▸ Stated goal
Isolate every line in the data with the string "function" and copy it.

▸ Available data
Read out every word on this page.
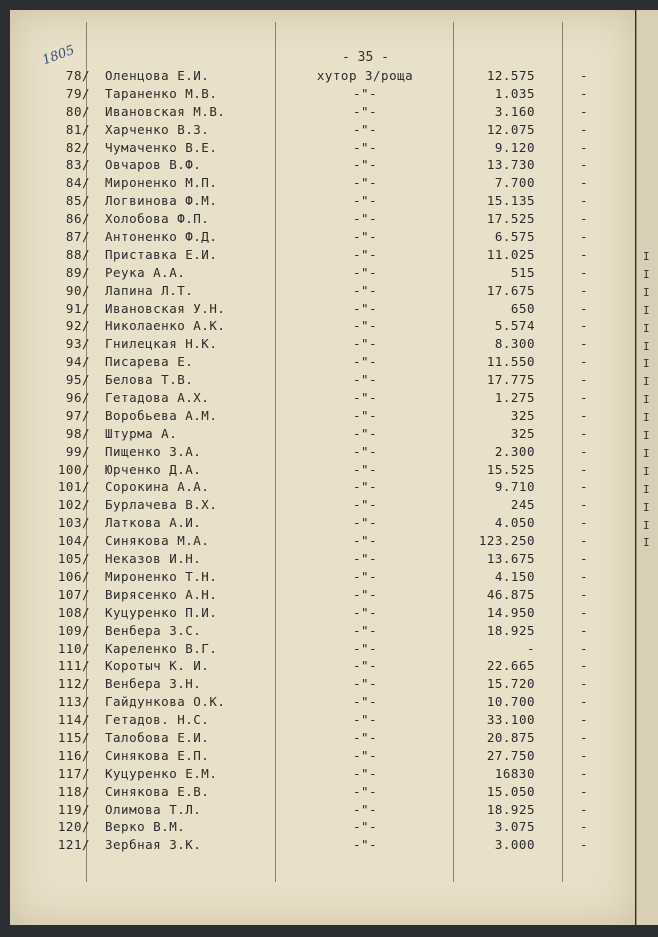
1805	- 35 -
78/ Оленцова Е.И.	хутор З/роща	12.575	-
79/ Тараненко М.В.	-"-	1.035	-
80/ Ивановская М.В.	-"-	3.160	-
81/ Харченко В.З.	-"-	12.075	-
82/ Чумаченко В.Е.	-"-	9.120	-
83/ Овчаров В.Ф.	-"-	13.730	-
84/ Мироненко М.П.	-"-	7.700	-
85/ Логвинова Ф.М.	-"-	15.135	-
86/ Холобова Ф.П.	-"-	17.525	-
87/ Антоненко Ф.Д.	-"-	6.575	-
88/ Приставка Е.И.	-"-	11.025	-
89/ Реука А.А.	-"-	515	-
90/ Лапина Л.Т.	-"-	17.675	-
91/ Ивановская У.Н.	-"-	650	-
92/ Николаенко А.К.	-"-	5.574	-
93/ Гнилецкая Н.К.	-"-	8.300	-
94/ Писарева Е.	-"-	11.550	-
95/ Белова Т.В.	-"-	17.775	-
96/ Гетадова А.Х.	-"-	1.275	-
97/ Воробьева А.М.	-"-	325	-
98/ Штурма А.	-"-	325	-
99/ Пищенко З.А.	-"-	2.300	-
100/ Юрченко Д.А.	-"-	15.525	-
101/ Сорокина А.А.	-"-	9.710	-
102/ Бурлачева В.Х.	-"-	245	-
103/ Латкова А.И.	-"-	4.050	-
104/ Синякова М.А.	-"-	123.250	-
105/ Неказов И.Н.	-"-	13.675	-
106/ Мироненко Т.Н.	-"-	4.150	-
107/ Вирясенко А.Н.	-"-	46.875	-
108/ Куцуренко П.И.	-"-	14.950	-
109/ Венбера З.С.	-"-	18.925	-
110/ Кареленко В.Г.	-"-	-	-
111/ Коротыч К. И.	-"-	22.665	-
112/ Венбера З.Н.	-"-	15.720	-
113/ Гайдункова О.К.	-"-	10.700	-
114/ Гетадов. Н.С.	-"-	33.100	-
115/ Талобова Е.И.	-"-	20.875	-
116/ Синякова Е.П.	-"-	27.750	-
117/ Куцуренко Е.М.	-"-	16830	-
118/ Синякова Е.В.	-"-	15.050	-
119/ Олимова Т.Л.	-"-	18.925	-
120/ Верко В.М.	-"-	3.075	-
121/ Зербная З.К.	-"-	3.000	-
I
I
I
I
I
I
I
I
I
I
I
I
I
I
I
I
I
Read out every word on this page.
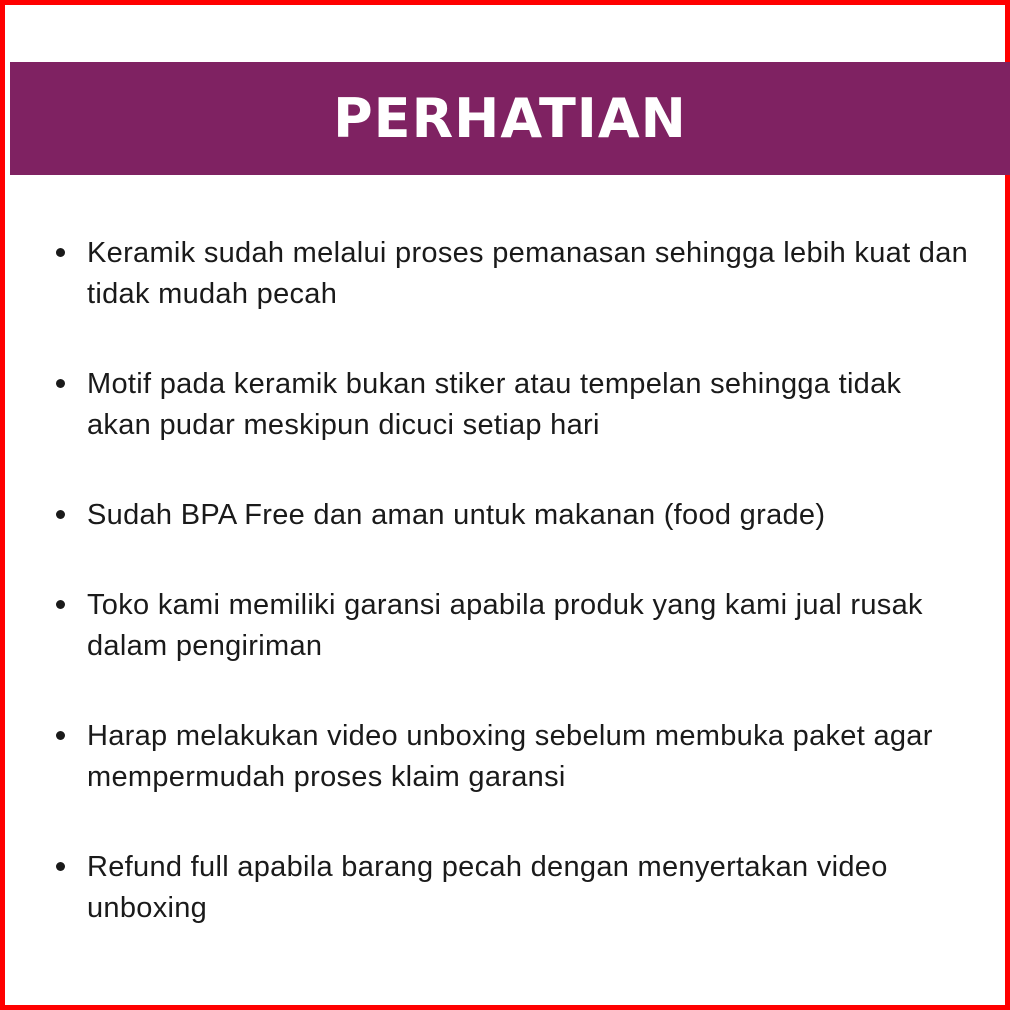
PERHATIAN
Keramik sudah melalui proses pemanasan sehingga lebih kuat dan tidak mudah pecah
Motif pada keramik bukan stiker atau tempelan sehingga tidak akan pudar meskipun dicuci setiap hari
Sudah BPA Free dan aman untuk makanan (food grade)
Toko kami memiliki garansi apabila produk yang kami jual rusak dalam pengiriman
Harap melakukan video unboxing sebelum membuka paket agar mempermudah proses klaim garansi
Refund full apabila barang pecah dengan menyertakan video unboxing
* * *
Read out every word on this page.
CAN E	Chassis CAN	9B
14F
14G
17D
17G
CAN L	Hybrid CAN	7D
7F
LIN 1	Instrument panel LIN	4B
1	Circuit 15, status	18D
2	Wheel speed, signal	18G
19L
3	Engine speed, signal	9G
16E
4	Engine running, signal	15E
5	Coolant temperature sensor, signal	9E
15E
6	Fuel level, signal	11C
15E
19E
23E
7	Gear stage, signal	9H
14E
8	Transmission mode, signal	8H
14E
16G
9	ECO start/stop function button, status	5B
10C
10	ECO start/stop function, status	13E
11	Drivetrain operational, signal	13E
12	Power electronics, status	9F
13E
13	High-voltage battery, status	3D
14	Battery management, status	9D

▸ Solution to the problem
9	ECO start/stop function button, status	5B
10	ECO start/stop function, status	13E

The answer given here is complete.